**Given task:**
Take from the listing each line that has the string "this".

* Start Information provided *

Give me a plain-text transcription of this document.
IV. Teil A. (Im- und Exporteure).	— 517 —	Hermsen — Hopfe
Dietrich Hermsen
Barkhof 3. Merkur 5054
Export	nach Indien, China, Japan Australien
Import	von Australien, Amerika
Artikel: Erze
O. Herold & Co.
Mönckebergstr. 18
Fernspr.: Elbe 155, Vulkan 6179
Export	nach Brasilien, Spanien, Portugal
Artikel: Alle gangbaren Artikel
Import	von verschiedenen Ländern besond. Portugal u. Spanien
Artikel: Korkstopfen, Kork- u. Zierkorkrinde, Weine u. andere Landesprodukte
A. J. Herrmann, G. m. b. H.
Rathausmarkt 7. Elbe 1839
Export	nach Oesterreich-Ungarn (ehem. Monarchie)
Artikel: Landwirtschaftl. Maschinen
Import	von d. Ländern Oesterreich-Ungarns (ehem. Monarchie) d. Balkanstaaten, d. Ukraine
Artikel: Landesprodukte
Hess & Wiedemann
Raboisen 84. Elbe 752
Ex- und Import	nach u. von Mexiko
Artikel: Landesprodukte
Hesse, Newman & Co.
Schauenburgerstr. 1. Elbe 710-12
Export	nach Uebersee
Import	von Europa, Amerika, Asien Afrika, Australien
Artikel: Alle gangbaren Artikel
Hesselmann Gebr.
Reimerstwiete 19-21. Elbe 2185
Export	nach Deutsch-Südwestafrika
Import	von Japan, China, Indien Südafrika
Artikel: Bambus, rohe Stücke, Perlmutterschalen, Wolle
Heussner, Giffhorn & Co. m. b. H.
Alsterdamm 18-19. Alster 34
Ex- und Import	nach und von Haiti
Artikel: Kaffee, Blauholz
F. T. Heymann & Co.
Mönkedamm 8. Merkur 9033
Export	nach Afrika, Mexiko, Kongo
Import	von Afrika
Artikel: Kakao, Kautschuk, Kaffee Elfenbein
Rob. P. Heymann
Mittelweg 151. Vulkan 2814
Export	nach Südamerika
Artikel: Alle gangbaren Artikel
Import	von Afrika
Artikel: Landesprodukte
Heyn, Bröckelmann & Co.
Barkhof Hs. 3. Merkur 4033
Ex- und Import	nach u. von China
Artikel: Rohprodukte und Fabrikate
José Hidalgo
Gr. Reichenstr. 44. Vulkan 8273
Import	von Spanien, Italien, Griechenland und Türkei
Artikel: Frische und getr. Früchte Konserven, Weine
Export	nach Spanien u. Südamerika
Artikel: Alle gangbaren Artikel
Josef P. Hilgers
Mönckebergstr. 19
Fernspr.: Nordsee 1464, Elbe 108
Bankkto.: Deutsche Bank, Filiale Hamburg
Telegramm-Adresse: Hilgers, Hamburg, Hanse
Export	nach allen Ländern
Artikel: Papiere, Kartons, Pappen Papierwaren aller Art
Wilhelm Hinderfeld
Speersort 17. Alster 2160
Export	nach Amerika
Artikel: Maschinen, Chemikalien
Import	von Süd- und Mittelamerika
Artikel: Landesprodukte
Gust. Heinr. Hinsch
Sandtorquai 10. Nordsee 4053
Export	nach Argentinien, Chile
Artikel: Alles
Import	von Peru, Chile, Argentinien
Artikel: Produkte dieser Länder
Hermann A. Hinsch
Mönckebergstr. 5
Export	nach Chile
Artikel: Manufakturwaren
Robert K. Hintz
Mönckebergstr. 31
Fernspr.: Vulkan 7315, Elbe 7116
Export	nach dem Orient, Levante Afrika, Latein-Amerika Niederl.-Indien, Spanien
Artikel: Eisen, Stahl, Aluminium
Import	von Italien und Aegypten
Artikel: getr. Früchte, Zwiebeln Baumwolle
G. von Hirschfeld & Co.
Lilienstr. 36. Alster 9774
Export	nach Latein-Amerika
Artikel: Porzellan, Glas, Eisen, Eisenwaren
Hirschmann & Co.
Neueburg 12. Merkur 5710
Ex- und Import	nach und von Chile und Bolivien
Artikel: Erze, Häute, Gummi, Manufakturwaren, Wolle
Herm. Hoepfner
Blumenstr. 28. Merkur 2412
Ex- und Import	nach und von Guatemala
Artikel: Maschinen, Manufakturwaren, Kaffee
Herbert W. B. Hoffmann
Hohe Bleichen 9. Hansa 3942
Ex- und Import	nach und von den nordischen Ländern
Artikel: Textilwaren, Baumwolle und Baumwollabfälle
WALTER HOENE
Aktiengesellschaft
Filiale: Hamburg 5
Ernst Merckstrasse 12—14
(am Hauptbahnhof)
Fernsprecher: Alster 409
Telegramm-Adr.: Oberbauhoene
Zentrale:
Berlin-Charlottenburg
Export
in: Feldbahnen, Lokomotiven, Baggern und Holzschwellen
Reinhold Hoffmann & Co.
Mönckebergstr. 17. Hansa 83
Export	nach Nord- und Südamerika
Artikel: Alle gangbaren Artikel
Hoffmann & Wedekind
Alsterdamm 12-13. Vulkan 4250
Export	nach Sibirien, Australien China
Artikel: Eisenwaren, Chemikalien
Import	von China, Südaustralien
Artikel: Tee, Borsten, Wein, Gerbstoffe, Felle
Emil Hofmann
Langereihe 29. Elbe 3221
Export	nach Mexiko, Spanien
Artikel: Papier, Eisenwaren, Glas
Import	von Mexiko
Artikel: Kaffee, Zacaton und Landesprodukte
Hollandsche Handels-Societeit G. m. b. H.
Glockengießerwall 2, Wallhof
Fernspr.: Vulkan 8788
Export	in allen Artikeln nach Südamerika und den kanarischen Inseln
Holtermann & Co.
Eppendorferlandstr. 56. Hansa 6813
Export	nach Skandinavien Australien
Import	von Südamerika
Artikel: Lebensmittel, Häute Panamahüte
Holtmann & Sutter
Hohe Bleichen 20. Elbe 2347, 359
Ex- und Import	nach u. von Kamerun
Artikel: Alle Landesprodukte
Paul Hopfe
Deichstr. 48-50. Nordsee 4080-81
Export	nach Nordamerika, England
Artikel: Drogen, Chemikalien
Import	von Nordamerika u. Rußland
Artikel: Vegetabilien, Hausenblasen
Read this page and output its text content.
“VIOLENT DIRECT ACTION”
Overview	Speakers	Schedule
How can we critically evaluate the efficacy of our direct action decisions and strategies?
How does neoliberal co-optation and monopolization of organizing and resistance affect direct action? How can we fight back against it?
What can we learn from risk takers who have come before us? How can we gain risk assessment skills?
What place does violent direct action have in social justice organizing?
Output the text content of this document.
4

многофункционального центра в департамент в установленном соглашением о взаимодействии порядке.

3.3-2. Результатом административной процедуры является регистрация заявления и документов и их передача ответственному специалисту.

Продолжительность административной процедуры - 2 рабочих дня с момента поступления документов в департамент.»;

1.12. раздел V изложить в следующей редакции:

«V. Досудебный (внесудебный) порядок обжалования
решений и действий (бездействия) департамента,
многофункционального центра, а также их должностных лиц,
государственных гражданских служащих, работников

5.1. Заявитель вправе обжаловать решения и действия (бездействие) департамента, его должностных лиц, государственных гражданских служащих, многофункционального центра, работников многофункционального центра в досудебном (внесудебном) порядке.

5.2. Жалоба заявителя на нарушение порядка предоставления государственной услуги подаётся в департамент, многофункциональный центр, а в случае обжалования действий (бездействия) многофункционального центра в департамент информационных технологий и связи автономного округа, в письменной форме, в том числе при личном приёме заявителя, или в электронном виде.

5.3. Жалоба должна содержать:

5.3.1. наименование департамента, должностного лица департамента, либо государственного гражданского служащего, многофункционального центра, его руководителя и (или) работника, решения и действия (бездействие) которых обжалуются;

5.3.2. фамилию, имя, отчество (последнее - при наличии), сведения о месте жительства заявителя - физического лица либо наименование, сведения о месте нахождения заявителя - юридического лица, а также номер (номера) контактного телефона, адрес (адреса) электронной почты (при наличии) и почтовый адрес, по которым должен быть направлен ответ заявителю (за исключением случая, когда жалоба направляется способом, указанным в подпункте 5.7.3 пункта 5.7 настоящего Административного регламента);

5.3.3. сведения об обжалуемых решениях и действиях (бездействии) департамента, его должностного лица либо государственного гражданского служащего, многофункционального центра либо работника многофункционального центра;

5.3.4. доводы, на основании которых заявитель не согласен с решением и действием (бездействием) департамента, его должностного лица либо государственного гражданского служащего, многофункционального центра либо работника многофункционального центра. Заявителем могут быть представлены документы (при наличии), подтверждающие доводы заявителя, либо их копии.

* End Information provided *

**Answer in full:**
Give me a plain-text transcription of this document.
Read this page and output its text content.
Output the text content of this document.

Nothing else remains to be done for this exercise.